▸ **Task**
Filter the entries below, keeping every line that has the word "content".

▸ **Available records**
□ □ □

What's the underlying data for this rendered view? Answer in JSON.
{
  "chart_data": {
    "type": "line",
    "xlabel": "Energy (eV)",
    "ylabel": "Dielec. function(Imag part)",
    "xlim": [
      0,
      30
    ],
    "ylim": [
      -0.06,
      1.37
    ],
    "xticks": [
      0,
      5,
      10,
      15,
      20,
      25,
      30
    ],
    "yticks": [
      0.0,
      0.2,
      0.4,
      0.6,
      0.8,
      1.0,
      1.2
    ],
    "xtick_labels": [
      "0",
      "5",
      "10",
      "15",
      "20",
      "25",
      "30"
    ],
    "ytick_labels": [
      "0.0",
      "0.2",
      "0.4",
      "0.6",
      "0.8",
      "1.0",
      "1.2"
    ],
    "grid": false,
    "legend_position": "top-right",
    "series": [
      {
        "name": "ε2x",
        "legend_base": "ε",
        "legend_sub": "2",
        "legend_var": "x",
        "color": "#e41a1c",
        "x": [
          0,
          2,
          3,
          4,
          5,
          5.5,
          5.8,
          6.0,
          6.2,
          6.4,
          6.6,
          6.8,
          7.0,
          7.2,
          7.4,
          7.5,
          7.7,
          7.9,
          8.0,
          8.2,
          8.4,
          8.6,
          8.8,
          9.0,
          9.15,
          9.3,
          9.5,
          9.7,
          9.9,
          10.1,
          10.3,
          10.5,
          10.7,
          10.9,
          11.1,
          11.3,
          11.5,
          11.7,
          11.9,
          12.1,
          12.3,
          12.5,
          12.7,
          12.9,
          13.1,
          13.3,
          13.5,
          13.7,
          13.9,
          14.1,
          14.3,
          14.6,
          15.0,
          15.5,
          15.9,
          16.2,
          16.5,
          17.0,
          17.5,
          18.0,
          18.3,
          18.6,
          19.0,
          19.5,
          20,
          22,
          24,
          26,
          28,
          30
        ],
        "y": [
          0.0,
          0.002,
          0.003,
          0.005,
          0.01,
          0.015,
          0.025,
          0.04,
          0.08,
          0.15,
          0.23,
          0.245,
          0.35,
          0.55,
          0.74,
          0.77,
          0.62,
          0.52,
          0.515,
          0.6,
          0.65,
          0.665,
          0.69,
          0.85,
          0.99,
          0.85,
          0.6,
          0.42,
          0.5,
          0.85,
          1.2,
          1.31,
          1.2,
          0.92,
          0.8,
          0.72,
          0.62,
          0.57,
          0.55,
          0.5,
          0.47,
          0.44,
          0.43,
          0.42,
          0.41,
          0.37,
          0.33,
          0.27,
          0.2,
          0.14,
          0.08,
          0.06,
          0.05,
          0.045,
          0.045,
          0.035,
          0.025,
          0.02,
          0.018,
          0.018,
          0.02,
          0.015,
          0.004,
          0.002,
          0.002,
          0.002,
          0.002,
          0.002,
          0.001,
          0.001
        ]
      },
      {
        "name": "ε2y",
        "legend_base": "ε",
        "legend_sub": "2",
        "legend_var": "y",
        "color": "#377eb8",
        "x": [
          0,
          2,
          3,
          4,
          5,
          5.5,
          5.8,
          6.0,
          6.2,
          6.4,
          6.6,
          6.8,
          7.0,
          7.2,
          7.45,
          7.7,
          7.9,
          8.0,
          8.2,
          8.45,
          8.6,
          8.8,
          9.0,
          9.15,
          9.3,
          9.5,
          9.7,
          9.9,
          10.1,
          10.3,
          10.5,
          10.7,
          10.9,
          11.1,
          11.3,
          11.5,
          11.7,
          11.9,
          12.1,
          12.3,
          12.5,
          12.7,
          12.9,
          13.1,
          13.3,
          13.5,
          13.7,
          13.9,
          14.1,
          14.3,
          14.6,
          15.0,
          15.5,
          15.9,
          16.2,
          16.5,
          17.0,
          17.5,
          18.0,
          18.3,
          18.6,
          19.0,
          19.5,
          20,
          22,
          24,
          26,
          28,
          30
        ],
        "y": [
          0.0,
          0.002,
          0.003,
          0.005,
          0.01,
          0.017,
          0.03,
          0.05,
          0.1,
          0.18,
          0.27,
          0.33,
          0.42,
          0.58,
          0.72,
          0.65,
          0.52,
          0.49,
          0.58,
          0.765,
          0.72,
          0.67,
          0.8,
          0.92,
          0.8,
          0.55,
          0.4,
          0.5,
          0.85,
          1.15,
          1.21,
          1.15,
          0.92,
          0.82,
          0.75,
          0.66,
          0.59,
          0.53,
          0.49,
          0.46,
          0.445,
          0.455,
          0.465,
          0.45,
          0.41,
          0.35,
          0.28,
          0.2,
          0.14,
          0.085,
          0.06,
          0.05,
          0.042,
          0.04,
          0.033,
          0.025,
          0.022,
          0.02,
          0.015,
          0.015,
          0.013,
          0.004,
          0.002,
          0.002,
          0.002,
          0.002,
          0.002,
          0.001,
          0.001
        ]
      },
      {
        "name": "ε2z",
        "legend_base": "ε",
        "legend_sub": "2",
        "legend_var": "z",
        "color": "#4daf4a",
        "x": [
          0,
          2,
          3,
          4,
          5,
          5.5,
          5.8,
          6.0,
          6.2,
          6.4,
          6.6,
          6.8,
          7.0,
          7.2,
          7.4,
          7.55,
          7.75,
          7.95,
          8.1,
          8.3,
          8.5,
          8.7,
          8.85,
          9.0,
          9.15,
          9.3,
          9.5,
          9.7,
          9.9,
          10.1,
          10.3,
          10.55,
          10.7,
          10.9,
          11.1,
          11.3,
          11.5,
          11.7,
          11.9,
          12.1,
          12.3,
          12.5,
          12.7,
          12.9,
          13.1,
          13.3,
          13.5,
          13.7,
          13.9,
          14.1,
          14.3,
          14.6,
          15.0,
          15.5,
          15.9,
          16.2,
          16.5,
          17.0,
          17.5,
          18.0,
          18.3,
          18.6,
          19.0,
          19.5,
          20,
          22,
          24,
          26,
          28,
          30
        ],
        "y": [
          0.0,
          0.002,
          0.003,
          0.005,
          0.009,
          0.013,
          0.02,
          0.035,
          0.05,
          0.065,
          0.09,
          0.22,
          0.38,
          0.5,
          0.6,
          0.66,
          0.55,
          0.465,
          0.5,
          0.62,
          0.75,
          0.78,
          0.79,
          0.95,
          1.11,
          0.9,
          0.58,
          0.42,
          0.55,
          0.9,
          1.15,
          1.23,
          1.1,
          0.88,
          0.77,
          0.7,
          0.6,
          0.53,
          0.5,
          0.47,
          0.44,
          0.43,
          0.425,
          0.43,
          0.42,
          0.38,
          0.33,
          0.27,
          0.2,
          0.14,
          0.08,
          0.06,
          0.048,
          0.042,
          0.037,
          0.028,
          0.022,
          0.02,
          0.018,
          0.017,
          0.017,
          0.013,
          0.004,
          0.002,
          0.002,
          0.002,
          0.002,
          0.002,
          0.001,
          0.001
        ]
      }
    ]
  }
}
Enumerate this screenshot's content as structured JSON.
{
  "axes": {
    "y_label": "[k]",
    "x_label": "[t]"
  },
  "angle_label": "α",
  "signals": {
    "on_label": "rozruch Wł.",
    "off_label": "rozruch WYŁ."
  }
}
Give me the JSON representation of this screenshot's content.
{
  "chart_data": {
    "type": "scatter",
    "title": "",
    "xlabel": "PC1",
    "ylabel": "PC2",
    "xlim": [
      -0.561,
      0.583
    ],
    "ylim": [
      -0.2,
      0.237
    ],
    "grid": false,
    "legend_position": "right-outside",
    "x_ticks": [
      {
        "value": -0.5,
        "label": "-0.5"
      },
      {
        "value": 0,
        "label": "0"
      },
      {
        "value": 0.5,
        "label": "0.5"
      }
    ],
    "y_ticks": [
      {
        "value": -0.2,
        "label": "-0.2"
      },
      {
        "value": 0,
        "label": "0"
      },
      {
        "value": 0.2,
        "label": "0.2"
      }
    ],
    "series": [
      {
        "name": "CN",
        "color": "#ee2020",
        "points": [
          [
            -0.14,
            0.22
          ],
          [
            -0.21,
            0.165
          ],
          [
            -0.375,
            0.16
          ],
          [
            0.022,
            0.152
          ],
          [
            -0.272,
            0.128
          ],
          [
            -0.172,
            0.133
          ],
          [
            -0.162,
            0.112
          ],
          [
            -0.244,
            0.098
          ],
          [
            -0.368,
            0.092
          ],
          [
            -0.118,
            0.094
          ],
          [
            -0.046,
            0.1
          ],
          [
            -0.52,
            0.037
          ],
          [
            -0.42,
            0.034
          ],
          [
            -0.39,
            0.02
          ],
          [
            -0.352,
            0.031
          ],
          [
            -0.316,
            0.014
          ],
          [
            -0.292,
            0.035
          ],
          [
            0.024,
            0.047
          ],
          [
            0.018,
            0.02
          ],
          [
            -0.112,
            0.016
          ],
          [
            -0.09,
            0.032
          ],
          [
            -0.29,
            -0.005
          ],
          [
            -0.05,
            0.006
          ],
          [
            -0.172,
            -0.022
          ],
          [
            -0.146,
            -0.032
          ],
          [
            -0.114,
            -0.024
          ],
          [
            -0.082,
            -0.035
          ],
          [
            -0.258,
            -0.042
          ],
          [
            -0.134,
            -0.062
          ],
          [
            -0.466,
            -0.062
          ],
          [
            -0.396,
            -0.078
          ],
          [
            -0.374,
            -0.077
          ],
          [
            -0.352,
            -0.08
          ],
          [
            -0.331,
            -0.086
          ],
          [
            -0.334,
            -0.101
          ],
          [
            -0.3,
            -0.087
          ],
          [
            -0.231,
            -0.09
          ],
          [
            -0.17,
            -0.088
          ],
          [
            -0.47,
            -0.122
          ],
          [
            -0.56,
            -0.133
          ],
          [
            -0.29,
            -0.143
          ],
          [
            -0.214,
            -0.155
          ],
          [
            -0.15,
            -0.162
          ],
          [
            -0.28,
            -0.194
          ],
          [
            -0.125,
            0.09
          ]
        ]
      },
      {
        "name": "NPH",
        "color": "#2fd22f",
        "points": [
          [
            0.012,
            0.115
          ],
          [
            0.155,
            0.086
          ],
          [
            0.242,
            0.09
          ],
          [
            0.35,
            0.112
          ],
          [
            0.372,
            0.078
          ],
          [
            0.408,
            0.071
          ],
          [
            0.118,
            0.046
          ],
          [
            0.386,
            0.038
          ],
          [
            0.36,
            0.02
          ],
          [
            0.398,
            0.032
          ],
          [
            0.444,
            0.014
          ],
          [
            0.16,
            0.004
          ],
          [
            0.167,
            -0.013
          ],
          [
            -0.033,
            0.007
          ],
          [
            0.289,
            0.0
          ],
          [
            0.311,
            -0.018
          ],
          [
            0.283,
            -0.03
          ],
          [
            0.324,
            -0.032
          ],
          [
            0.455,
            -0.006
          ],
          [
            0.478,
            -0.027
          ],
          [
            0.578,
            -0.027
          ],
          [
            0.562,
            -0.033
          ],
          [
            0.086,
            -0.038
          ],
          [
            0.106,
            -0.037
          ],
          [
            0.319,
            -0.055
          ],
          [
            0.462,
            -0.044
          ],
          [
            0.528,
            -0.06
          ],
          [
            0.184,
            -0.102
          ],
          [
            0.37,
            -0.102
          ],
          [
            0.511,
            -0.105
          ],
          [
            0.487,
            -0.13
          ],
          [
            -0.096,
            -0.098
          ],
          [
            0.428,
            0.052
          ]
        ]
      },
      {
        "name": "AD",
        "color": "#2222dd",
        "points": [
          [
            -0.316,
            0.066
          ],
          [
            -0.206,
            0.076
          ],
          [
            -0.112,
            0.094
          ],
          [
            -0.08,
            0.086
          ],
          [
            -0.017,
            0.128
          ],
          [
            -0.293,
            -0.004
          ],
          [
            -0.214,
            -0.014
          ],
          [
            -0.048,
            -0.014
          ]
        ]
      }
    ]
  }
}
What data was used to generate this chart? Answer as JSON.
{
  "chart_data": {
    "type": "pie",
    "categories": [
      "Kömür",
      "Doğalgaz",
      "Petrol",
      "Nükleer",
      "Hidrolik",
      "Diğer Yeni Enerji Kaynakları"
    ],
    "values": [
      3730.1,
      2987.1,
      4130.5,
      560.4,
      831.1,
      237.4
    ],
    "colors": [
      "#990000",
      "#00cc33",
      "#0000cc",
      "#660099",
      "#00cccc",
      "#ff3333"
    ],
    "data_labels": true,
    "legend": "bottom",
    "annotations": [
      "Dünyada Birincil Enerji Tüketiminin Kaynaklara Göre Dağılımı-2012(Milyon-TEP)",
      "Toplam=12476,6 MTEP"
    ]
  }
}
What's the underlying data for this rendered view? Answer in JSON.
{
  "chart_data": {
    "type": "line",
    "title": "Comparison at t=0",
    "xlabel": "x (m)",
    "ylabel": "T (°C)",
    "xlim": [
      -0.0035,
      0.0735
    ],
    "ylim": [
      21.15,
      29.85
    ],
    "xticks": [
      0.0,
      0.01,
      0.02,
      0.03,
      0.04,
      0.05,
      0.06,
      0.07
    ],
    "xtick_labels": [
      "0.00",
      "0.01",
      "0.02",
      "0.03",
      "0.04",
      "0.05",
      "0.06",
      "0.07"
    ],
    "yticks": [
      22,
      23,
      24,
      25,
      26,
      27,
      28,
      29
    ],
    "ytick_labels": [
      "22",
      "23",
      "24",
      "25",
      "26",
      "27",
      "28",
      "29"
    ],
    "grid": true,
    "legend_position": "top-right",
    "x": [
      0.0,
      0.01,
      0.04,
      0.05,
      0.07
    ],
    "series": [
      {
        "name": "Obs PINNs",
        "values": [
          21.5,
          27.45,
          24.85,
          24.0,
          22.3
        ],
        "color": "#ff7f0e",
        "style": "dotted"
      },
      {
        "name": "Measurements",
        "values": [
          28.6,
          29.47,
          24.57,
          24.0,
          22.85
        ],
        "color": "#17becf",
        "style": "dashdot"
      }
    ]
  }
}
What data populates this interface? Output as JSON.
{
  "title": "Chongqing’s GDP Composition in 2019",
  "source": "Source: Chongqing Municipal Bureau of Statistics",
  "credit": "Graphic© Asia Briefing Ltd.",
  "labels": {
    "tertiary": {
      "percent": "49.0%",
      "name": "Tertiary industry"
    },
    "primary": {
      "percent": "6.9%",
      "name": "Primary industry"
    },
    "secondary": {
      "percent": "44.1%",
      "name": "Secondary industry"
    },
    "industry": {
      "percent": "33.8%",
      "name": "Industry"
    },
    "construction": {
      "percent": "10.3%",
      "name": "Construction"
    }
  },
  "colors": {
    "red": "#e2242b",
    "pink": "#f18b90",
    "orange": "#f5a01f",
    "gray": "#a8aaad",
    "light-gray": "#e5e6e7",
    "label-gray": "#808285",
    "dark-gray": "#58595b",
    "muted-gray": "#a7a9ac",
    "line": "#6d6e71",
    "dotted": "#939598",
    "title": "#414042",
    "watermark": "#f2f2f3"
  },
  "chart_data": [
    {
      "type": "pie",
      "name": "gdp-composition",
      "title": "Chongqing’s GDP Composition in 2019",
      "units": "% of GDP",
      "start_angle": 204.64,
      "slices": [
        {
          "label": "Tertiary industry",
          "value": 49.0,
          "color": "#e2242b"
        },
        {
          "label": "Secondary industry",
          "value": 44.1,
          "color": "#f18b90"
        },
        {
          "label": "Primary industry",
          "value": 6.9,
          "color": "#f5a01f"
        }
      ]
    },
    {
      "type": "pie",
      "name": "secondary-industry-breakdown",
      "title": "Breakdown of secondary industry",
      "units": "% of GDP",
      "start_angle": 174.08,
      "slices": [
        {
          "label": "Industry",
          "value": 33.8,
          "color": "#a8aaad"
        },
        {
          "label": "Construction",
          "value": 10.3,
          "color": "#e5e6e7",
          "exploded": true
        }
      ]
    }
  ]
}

□ □ □

▸ **Answer**
Enumerate this screenshot's content as structured JSON.
Give me the JSON representation of this screenshot's content.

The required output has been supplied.